- **Aim of the exercise**: Go through the material and pull out every line with the string "opening" in it.

— start of Material shown —

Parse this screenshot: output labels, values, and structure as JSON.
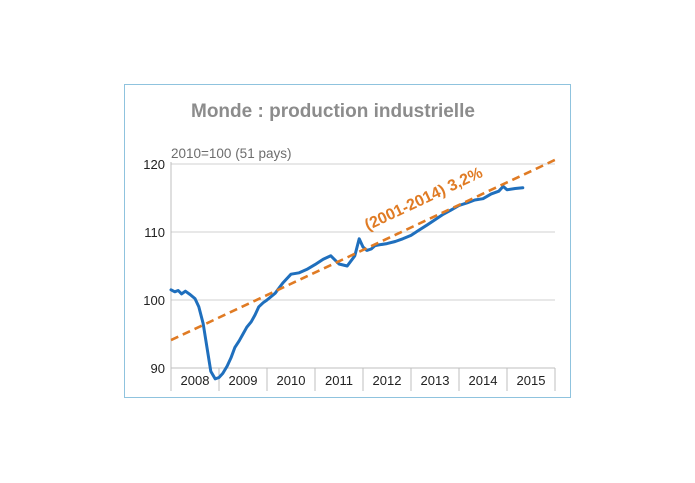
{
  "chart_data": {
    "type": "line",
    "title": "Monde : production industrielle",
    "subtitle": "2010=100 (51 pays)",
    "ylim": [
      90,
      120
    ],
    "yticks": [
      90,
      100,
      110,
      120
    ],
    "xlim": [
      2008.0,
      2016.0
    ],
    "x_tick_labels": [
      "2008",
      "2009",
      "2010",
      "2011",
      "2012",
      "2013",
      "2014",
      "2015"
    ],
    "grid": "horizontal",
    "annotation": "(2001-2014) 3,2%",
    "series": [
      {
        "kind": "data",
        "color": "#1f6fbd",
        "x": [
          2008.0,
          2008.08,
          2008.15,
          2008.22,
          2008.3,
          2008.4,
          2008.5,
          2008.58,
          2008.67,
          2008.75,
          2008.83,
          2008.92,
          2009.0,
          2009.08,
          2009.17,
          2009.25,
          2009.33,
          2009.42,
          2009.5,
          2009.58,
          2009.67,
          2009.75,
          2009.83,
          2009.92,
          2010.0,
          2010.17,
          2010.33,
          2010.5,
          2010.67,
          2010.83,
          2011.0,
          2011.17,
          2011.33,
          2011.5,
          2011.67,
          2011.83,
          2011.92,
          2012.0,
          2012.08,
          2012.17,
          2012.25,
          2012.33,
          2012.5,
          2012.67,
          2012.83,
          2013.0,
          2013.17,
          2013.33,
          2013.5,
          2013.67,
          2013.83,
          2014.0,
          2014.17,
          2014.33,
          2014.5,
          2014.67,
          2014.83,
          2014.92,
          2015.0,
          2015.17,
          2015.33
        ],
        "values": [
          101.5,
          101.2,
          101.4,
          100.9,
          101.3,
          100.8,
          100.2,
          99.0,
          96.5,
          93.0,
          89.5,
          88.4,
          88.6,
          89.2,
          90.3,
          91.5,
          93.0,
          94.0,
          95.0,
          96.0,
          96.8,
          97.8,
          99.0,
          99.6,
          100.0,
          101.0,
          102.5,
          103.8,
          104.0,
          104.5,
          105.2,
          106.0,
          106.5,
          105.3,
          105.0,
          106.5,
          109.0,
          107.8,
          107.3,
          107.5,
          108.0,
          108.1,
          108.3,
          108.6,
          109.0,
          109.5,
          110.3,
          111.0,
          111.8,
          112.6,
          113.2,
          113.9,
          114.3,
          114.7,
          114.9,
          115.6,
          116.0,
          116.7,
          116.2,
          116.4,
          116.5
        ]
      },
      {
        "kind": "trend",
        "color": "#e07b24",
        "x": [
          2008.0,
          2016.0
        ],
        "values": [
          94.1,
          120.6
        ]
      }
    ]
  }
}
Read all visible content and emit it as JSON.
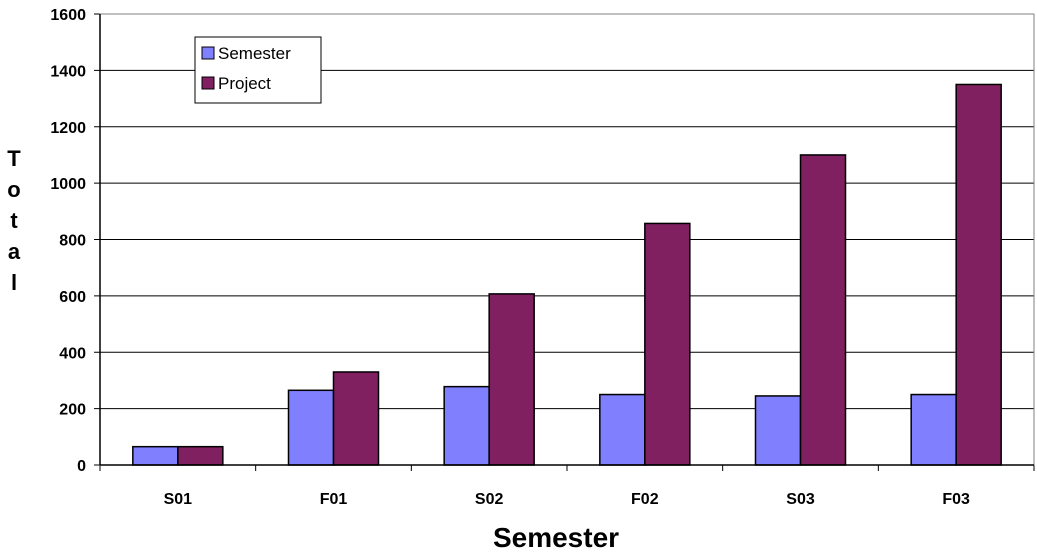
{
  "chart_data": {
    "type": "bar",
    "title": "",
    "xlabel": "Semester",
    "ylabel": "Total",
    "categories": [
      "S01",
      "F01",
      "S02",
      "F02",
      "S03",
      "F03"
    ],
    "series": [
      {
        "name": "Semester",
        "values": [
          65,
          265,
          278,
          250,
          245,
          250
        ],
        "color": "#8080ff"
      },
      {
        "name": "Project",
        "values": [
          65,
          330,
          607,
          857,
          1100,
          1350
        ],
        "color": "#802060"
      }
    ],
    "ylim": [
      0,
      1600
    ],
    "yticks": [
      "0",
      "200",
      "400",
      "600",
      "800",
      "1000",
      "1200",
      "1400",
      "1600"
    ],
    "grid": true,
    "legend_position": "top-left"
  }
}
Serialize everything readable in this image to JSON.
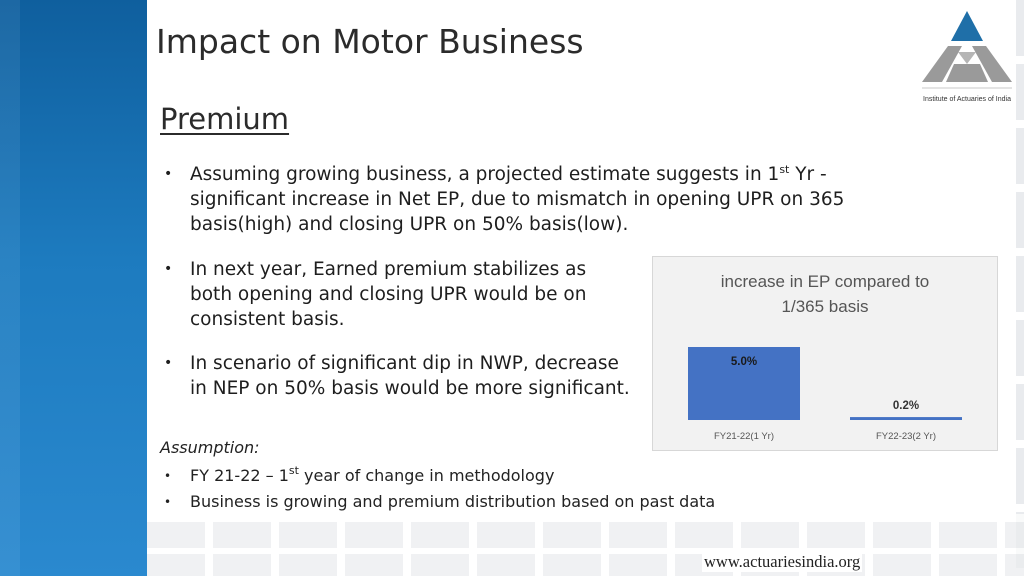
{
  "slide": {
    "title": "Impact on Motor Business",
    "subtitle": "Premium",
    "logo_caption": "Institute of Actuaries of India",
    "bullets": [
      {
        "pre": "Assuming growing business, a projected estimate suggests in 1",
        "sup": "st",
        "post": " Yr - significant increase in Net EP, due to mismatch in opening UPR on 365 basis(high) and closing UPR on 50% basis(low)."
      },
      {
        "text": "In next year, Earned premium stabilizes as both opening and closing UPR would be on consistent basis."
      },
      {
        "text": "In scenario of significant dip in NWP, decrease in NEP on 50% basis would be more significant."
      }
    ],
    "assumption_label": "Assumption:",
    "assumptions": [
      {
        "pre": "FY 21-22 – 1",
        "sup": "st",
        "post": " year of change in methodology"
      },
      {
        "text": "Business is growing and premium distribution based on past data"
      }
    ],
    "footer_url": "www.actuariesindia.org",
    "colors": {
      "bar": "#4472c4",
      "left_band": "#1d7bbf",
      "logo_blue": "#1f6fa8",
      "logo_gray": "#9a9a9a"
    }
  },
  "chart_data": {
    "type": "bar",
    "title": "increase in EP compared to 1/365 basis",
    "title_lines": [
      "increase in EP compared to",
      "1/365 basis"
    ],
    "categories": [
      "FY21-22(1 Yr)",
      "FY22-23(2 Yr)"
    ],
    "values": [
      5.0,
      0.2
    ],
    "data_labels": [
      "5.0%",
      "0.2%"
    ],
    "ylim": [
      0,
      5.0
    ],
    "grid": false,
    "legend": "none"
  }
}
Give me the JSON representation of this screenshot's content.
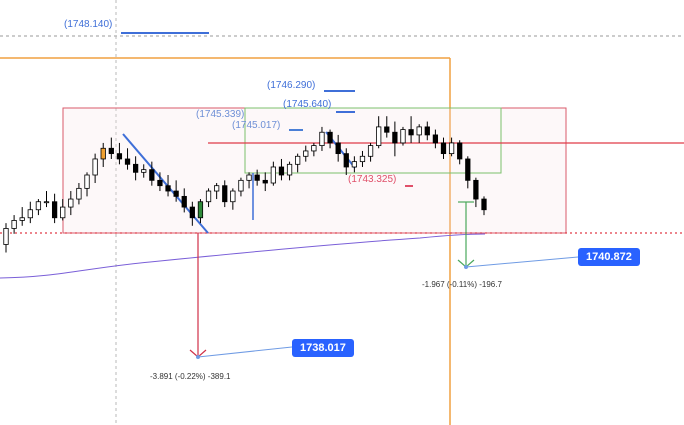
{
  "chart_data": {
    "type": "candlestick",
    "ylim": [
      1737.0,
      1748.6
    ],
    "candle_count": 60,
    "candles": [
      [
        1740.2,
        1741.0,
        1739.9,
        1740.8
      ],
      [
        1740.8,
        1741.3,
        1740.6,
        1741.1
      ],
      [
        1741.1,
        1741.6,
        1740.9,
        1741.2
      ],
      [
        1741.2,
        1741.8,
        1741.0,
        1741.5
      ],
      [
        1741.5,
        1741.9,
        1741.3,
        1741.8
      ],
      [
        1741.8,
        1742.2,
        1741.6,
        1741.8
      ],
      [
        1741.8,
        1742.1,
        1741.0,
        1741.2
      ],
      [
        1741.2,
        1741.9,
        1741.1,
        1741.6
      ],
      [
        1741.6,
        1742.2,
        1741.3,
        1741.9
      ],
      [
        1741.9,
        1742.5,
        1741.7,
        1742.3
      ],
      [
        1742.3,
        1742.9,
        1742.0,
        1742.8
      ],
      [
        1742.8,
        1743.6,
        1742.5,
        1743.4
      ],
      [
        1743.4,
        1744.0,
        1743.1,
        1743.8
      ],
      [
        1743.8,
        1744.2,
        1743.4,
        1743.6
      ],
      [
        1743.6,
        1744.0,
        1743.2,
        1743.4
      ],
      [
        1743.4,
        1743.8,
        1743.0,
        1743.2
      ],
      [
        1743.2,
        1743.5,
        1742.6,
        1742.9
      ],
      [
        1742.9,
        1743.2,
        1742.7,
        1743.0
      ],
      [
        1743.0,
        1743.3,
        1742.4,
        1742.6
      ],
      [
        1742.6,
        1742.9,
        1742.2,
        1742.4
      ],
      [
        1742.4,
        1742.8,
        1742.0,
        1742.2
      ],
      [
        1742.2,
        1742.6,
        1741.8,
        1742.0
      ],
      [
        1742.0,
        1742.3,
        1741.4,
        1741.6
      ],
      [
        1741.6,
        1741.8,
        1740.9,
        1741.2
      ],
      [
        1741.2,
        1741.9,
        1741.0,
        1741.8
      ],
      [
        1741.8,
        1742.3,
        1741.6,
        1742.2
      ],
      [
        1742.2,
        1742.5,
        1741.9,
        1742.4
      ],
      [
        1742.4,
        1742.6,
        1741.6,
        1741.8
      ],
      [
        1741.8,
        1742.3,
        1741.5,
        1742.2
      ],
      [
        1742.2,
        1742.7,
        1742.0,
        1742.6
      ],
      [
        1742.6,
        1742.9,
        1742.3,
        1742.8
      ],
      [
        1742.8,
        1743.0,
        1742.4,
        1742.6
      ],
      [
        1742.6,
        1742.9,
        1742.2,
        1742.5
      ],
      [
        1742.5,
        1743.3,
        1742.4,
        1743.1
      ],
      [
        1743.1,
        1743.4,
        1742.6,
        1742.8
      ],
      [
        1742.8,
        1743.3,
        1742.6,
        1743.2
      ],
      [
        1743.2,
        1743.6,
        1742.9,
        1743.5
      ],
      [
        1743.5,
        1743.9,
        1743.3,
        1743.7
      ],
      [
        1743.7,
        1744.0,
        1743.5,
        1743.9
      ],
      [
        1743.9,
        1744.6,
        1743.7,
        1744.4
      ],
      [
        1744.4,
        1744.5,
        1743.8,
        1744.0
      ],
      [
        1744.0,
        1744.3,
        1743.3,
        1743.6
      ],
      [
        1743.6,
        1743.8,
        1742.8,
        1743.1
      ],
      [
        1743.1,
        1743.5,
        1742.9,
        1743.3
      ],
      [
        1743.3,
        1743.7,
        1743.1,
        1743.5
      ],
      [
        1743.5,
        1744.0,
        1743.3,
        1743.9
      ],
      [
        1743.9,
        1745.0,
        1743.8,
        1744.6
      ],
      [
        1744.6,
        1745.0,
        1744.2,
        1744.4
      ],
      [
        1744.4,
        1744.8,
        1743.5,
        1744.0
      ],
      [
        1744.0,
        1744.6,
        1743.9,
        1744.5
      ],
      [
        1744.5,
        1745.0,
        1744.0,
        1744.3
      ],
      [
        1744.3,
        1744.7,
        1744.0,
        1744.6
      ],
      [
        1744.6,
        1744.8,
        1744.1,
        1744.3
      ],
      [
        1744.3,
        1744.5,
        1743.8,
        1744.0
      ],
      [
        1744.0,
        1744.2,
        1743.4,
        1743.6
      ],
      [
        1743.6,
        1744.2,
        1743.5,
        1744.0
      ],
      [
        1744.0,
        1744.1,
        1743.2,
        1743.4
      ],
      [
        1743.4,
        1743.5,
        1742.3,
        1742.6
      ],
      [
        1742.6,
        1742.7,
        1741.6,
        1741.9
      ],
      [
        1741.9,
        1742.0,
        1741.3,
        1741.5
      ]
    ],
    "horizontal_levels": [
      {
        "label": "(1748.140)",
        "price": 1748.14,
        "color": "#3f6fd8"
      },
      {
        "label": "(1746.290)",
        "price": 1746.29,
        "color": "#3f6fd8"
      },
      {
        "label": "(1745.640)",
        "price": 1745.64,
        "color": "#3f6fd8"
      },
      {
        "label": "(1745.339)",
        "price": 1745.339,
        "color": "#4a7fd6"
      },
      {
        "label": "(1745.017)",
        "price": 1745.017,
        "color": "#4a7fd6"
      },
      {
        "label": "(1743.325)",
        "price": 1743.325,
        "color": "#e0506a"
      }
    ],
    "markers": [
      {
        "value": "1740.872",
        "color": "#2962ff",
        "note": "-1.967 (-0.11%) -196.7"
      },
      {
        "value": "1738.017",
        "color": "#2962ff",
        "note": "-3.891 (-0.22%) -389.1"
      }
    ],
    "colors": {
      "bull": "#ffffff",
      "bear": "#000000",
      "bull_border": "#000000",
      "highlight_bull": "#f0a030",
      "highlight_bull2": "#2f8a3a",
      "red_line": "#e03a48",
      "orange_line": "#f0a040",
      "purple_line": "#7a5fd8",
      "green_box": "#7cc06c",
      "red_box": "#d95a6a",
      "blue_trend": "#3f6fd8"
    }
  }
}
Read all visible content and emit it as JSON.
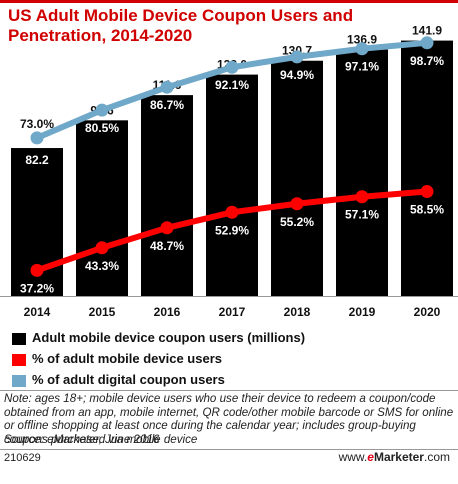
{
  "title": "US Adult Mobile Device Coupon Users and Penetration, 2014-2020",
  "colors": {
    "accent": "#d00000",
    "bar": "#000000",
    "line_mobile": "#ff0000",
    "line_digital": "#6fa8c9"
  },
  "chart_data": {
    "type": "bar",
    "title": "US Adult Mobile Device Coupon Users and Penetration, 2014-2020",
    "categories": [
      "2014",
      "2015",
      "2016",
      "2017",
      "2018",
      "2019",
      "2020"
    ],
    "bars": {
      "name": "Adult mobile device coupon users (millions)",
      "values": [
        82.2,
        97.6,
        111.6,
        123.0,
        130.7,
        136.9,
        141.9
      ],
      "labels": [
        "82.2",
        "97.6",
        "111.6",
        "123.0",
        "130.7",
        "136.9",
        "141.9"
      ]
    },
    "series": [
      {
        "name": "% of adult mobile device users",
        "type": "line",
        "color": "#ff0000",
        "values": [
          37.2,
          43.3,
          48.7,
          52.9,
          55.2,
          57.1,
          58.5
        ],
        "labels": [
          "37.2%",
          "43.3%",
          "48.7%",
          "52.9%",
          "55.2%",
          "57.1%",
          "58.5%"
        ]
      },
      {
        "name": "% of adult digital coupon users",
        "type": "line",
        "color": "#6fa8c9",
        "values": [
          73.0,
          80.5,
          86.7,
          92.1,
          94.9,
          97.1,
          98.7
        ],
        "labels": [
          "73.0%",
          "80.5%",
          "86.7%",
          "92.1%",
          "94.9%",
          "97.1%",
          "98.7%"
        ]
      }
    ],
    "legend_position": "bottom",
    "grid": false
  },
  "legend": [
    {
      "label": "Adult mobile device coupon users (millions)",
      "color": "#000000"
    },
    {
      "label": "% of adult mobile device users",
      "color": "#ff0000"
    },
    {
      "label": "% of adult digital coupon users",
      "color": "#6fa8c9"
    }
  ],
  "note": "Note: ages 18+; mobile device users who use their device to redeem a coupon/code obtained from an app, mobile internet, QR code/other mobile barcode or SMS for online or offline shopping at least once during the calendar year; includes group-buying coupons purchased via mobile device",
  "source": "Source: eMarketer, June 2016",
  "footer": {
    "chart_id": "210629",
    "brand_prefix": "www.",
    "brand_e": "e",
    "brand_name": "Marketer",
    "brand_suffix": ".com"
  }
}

— end of Material shown —

- **Full answer**:
        "post": " Yr - significant increase in Net EP, due to mismatch in opening UPR on 365 basis(high) and closing UPR on 50% basis(low)."
        "text": "In next year, Earned premium stabilizes as both opening and closing UPR would be on consistent basis."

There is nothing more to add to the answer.